↓

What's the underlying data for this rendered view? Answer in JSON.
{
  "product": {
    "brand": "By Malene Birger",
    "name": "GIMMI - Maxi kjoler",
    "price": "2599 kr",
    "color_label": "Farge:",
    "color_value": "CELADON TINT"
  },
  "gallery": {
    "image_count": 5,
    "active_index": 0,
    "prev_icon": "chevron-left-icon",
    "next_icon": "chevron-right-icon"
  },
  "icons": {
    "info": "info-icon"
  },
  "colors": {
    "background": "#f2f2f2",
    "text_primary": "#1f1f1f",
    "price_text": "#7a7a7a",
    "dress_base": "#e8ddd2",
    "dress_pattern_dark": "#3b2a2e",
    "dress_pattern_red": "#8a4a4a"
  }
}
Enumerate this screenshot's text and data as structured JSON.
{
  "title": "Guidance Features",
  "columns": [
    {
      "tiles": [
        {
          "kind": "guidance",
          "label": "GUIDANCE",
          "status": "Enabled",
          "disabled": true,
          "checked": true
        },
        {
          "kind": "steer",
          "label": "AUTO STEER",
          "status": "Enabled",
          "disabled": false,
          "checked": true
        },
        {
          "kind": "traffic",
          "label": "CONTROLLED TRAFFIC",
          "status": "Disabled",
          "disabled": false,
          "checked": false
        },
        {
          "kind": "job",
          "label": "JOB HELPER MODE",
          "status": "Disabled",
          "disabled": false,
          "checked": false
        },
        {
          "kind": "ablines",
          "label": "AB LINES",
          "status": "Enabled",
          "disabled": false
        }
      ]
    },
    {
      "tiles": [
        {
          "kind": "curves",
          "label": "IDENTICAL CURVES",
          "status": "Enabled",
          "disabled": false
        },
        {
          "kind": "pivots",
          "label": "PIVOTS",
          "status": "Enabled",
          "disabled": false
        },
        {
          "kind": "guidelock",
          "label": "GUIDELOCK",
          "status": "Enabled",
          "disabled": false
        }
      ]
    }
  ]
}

↑

- _Exercise instructions_
Retype the whole listing, matching it exactly.

- _Response to the task_
What's the underlying data for this rendered view? Answer in JSON.
{
  "product": {
    "brand": "By Malene Birger",
    "name": "GIMMI - Maxi kjoler",
    "price": "2599 kr",
    "color_label": "Farge:",
    "color_value": "CELADON TINT"
  },
  "gallery": {
    "image_count": 5,
    "active_index": 0,
    "prev_icon": "chevron-left-icon",
    "next_icon": "chevron-right-icon"
  },
  "icons": {
    "info": "info-icon"
  },
  "colors": {
    "background": "#f2f2f2",
    "text_primary": "#1f1f1f",
    "price_text": "#7a7a7a",
    "dress_base": "#e8ddd2",
    "dress_pattern_dark": "#3b2a2e",
    "dress_pattern_red": "#8a4a4a"
  }
}
Enumerate this screenshot's text and data as structured JSON.
{
  "title": "Guidance Features",
  "columns": [
    {
      "tiles": [
        {
          "kind": "guidance",
          "label": "GUIDANCE",
          "status": "Enabled",
          "disabled": true,
          "checked": true
        },
        {
          "kind": "steer",
          "label": "AUTO STEER",
          "status": "Enabled",
          "disabled": false,
          "checked": true
        },
        {
          "kind": "traffic",
          "label": "CONTROLLED TRAFFIC",
          "status": "Disabled",
          "disabled": false,
          "checked": false
        },
        {
          "kind": "job",
          "label": "JOB HELPER MODE",
          "status": "Disabled",
          "disabled": false,
          "checked": false
        },
        {
          "kind": "ablines",
          "label": "AB LINES",
          "status": "Enabled",
          "disabled": false
        }
      ]
    },
    {
      "tiles": [
        {
          "kind": "curves",
          "label": "IDENTICAL CURVES",
          "status": "Enabled",
          "disabled": false
        },
        {
          "kind": "pivots",
          "label": "PIVOTS",
          "status": "Enabled",
          "disabled": false
        },
        {
          "kind": "guidelock",
          "label": "GUIDELOCK",
          "status": "Enabled",
          "disabled": false
        }
      ]
    }
  ]
}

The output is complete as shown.